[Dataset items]
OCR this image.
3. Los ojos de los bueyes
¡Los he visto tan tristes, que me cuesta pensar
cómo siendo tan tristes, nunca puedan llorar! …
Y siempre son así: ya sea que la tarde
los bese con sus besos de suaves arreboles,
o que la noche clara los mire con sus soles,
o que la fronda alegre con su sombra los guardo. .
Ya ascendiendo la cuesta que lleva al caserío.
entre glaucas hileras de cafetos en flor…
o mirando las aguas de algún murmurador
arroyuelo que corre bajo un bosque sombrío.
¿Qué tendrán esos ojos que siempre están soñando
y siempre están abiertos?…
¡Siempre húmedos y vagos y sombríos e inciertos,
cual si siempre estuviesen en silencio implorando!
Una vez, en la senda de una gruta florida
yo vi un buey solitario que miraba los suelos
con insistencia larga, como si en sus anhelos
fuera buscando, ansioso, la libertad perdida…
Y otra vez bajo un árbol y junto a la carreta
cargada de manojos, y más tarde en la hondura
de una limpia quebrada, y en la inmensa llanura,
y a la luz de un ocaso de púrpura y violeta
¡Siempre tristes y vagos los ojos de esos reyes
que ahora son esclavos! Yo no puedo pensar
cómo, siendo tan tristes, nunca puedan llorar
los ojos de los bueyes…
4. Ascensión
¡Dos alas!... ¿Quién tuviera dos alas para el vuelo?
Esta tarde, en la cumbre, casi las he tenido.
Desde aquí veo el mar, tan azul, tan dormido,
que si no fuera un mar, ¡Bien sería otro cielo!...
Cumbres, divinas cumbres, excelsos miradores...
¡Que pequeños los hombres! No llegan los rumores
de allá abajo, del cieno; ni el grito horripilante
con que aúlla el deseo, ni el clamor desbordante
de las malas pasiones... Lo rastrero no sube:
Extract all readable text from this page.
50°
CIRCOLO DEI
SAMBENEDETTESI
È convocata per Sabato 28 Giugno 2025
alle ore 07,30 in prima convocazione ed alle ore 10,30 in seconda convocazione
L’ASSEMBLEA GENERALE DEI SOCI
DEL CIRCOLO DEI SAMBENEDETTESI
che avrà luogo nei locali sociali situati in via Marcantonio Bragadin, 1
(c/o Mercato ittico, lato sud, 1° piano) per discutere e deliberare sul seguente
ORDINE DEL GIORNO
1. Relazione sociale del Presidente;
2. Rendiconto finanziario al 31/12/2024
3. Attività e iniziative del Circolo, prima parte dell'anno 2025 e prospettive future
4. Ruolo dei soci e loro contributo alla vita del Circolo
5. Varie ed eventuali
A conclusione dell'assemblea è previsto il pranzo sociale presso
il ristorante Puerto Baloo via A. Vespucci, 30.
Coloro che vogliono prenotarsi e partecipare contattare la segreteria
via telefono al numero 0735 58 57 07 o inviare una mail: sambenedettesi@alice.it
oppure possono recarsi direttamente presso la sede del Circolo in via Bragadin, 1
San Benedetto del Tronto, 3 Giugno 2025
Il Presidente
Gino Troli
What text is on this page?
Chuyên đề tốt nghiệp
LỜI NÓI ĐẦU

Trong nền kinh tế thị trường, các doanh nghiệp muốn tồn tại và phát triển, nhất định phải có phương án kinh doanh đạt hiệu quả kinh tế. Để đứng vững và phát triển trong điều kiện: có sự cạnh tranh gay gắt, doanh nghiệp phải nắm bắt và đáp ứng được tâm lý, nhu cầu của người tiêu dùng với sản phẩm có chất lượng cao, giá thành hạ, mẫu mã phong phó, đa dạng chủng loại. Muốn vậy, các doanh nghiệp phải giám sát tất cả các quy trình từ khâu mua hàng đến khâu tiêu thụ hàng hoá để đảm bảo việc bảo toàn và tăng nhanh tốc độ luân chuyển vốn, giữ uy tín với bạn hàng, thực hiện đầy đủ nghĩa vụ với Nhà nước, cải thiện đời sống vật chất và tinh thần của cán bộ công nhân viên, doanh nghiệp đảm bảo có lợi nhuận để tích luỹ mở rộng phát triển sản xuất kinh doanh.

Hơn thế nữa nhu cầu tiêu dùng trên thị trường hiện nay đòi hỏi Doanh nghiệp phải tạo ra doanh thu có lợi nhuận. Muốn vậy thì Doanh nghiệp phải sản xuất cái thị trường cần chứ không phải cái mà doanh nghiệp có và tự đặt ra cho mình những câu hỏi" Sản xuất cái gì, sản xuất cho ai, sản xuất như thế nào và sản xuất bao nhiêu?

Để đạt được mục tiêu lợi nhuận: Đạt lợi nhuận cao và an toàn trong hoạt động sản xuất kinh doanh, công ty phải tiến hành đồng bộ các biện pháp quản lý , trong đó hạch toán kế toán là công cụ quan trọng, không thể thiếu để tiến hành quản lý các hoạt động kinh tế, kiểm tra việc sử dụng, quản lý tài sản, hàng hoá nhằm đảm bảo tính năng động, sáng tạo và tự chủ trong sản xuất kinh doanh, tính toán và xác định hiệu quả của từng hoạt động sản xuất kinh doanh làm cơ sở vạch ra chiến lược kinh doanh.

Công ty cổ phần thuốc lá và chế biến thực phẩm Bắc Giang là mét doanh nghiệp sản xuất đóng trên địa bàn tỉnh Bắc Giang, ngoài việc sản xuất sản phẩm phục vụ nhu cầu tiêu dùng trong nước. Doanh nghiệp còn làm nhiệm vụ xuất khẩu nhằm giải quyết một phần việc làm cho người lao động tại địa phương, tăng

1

* TASK DETAILS
Report every line containing the word "vagos" from the listing above.

* OUTPUT FOR THIS TASK
¡Siempre húmedos y vagos y sombríos e inciertos,
¡Siempre tristes y vagos los ojos de esos reyes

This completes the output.